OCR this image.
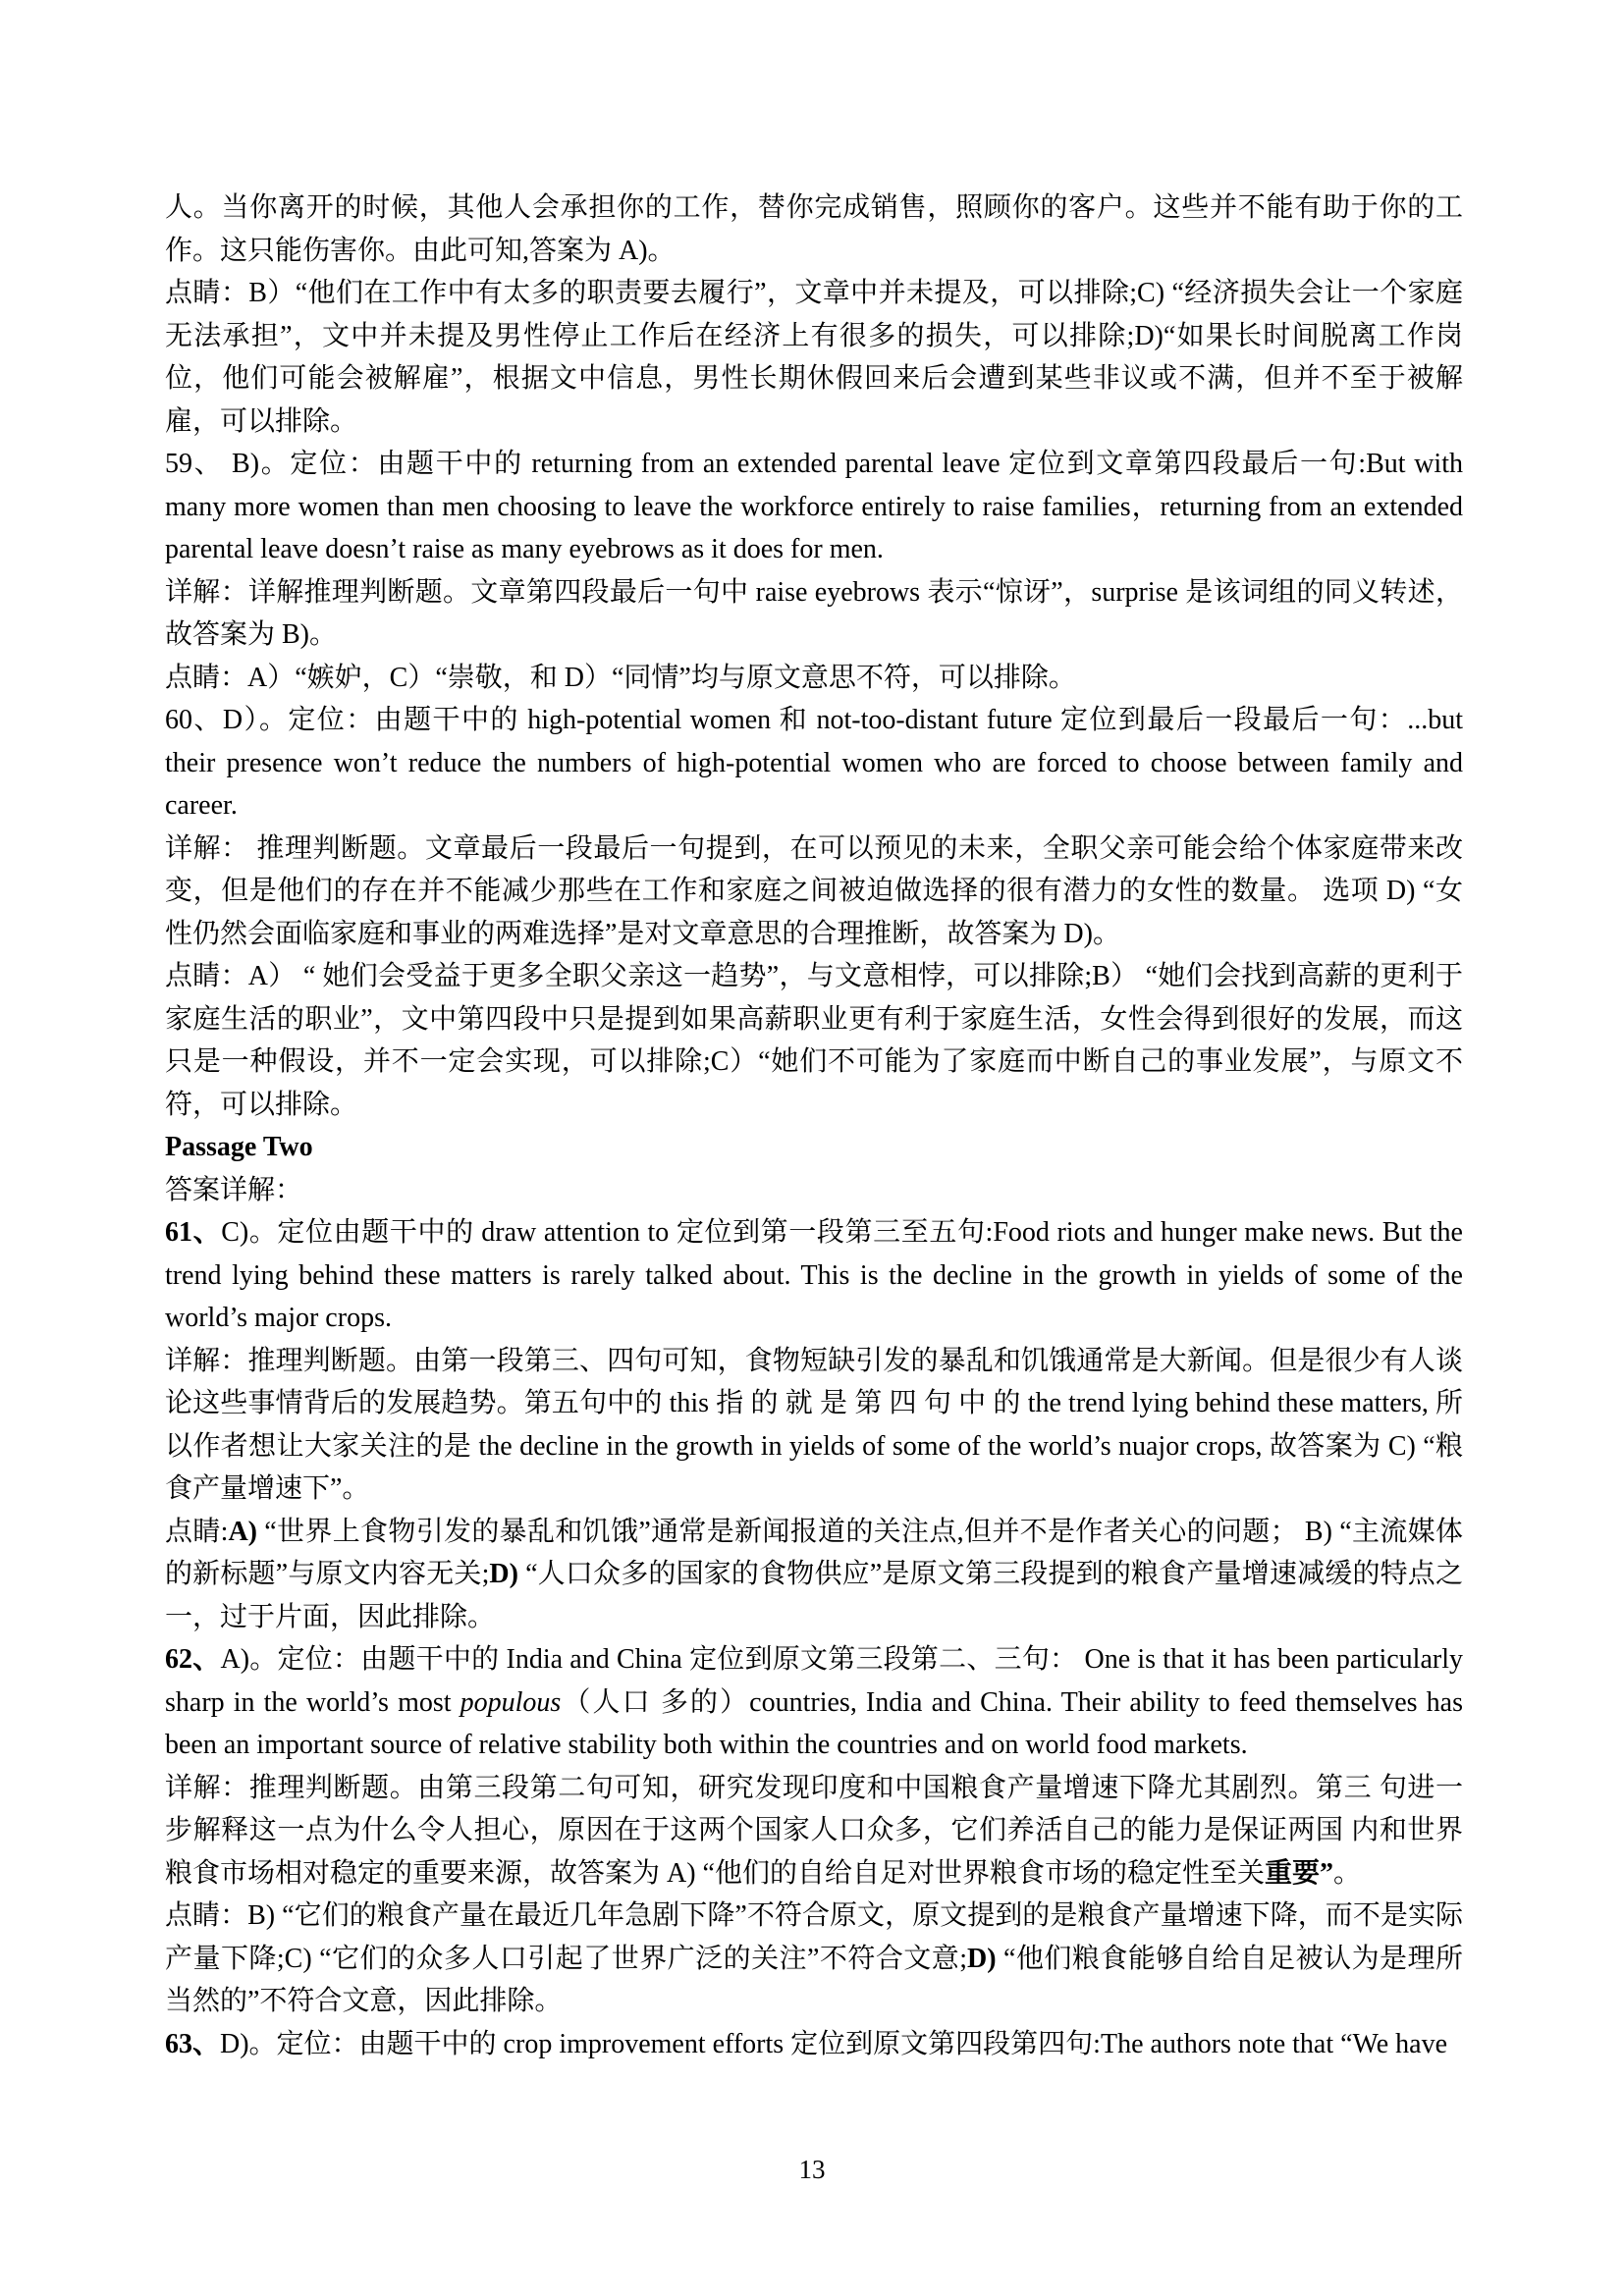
人。当你离开的时候，其他人会承担你的工作，替你完成销售，照顾你的客户。这些并不能有助于你的工作。这只能伤害你。由此可知,答案为 A)。

点睛：B）“他们在工作中有太多的职责要去履行”，文章中并未提及，可以排除;C) “经济损失会让一个家庭无法承担”，文中并未提及男性停止工作后在经济上有很多的损失，可以排除;D)“如果长时间脱离工作岗位，他们可能会被解雇”，根据文中信息，男性长期休假回来后会遭到某些非议或不满，但并不至于被解雇，可以排除。

59、 B)。定位：由题干中的 returning from an extended parental leave 定位到文章第四段最后一句:But with many more women than men choosing to leave the workforce entirely to raise families，returning from an extended parental leave doesn’t raise as many eyebrows as it does for men.

详解：详解推理判断题。文章第四段最后一句中 raise eyebrows 表示“惊讶”，surprise 是该词组的同义转述，故答案为 B)。

点睛：A）“嫉妒，C）“崇敬，和 D）“同情”均与原文意思不符，可以排除。

60、D）。定位：由题干中的 high-potential women 和 not-too-distant future 定位到最后一段最后一句：...but their presence won’t reduce the numbers of high-potential women who are forced to choose between family and career.

详解： 推理判断题。文章最后一段最后一句提到，在可以预见的未来，全职父亲可能会给个体家庭带来改变，但是他们的存在并不能减少那些在工作和家庭之间被迫做选择的很有潜力的女性的数量。 选项 D) “女性仍然会面临家庭和事业的两难选择”是对文章意思的合理推断，故答案为 D)。

点睛：A） “ 她们会受益于更多全职父亲这一趋势”，与文意相悖，可以排除;B） “她们会找到高薪的更利于家庭生活的职业”，文中第四段中只是提到如果高薪职业更有利于家庭生活，女性会得到很好的发展，而这只是一种假设，并不一定会实现，可以排除;C）“她们不可能为了家庭而中断自己的事业发展”，与原文不符，可以排除。

Passage Two

答案详解：

61、C)。定位由题干中的 draw attention to 定位到第一段第三至五句:Food riots and hunger make news. But the trend lying behind these matters is rarely talked about. This is the decline in the growth in yields of some of the world’s major crops.

详解：推理判断题。由第一段第三、四句可知，食物短缺引发的暴乱和饥饿通常是大新闻。但是很少有人谈论这些事情背后的发展趋势。第五句中的 this 指 的 就 是 第 四 句 中 的 the trend lying behind these matters, 所以作者想让大家关注的是 the decline in the growth in yields of some of the world’s nuajor crops, 故答案为 C) “粮食产量增速下”。

点睛:A) “世界上食物引发的暴乱和饥饿”通常是新闻报道的关注点,但并不是作者关心的问题； B) “主流媒体的新标题”与原文内容无关;D) “人口众多的国家的食物供应”是原文第三段提到的粮食产量增速减缓的特点之一，过于片面，因此排除。

62、A)。定位：由题干中的 India and China 定位到原文第三段第二、三句： One is that it has been particularly sharp in the world’s most populous（人口 多的）countries, India and China. Their ability to feed themselves has been an important source of relative stability both within the countries and on world food markets.

详解：推理判断题。由第三段第二句可知，研究发现印度和中国粮食产量增速下降尤其剧烈。第三 句进一步解释这一点为什么令人担心，原因在于这两个国家人口众多，它们养活自己的能力是保证两国 内和世界粮食市场相对稳定的重要来源，故答案为 A) “他们的自给自足对世界粮食市场的稳定性至关重要”。

点睛：B) “它们的粮食产量在最近几年急剧下降”不符合原文，原文提到的是粮食产量增速下降，而不是实际产量下降;C) “它们的众多人口引起了世界广泛的关注”不符合文意;D) “他们粮食能够自给自足被认为是理所当然的”不符合文意，因此排除。

63、D)。定位：由题干中的 crop improvement efforts 定位到原文第四段第四句:The authors note that “We have

13
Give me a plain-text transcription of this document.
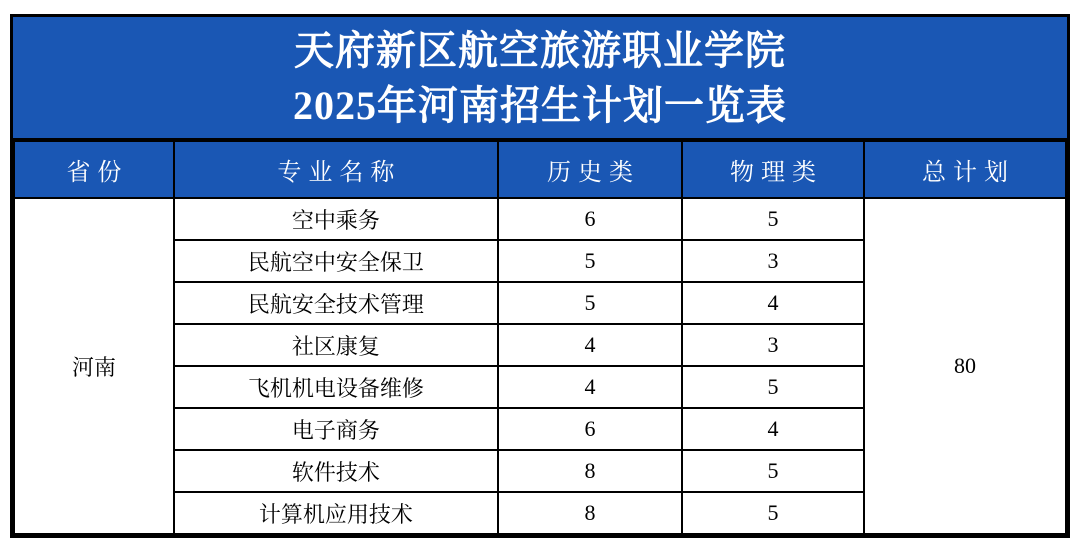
天府新区航空旅游职业学院
2025年河南招生计划一览表
省份	专业名称	历史类	物理类	总计划
河南	空中乘务	6	5	80
	民航空中安全保卫	5	3	
	民航安全技术管理	5	4	
	社区康复	4	3	
	飞机机电设备维修	4	5	
	电子商务	6	4	
	软件技术	8	5	
	计算机应用技术	8	5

WHAT YOU SHOULD DO
In your copy of the listing above, reproduce each line exactly and omit all pictures.

SOLUTION
OCR this image.
人。当你离开的时候，其他人会承担你的工作，替你完成销售，照顾你的客户。这些并不能有助于你的工作。这只能伤害你。由此可知,答案为 A)。

点睛：B）“他们在工作中有太多的职责要去履行”，文章中并未提及，可以排除;C) “经济损失会让一个家庭无法承担”，文中并未提及男性停止工作后在经济上有很多的损失，可以排除;D)“如果长时间脱离工作岗位，他们可能会被解雇”，根据文中信息，男性长期休假回来后会遭到某些非议或不满，但并不至于被解雇，可以排除。

59、 B)。定位：由题干中的 returning from an extended parental leave 定位到文章第四段最后一句:But with many more women than men choosing to leave the workforce entirely to raise families，returning from an extended parental leave doesn’t raise as many eyebrows as it does for men.

详解：详解推理判断题。文章第四段最后一句中 raise eyebrows 表示“惊讶”，surprise 是该词组的同义转述，故答案为 B)。

点睛：A）“嫉妒，C）“崇敬，和 D）“同情”均与原文意思不符，可以排除。

60、D）。定位：由题干中的 high-potential women 和 not-too-distant future 定位到最后一段最后一句：...but their presence won’t reduce the numbers of high-potential women who are forced to choose between family and career.

详解： 推理判断题。文章最后一段最后一句提到，在可以预见的未来，全职父亲可能会给个体家庭带来改变，但是他们的存在并不能减少那些在工作和家庭之间被迫做选择的很有潜力的女性的数量。 选项 D) “女性仍然会面临家庭和事业的两难选择”是对文章意思的合理推断，故答案为 D)。

点睛：A） “ 她们会受益于更多全职父亲这一趋势”，与文意相悖，可以排除;B） “她们会找到高薪的更利于家庭生活的职业”，文中第四段中只是提到如果高薪职业更有利于家庭生活，女性会得到很好的发展，而这只是一种假设，并不一定会实现，可以排除;C）“她们不可能为了家庭而中断自己的事业发展”，与原文不符，可以排除。

Passage Two

答案详解：

61、C)。定位由题干中的 draw attention to 定位到第一段第三至五句:Food riots and hunger make news. But the trend lying behind these matters is rarely talked about. This is the decline in the growth in yields of some of the world’s major crops.

详解：推理判断题。由第一段第三、四句可知，食物短缺引发的暴乱和饥饿通常是大新闻。但是很少有人谈论这些事情背后的发展趋势。第五句中的 this 指 的 就 是 第 四 句 中 的 the trend lying behind these matters, 所以作者想让大家关注的是 the decline in the growth in yields of some of the world’s nuajor crops, 故答案为 C) “粮食产量增速下”。

点睛:A) “世界上食物引发的暴乱和饥饿”通常是新闻报道的关注点,但并不是作者关心的问题； B) “主流媒体的新标题”与原文内容无关;D) “人口众多的国家的食物供应”是原文第三段提到的粮食产量增速减缓的特点之一，过于片面，因此排除。

62、A)。定位：由题干中的 India and China 定位到原文第三段第二、三句： One is that it has been particularly sharp in the world’s most populous（人口 多的）countries, India and China. Their ability to feed themselves has been an important source of relative stability both within the countries and on world food markets.

详解：推理判断题。由第三段第二句可知，研究发现印度和中国粮食产量增速下降尤其剧烈。第三 句进一步解释这一点为什么令人担心，原因在于这两个国家人口众多，它们养活自己的能力是保证两国 内和世界粮食市场相对稳定的重要来源，故答案为 A) “他们的自给自足对世界粮食市场的稳定性至关重要”。

点睛：B) “它们的粮食产量在最近几年急剧下降”不符合原文，原文提到的是粮食产量增速下降，而不是实际产量下降;C) “它们的众多人口引起了世界广泛的关注”不符合文意;D) “他们粮食能够自给自足被认为是理所当然的”不符合文意，因此排除。

63、D)。定位：由题干中的 crop improvement efforts 定位到原文第四段第四句:The authors note that “We have

13
Give me a plain-text transcription of this document.
天府新区航空旅游职业学院
2025年河南招生计划一览表
省份	专业名称	历史类	物理类	总计划
河南	空中乘务	6	5	80
	民航空中安全保卫	5	3	
	民航安全技术管理	5	4	
	社区康复	4	3	
	飞机机电设备维修	4	5	
	电子商务	6	4	
	软件技术	8	5	
	计算机应用技术	8	5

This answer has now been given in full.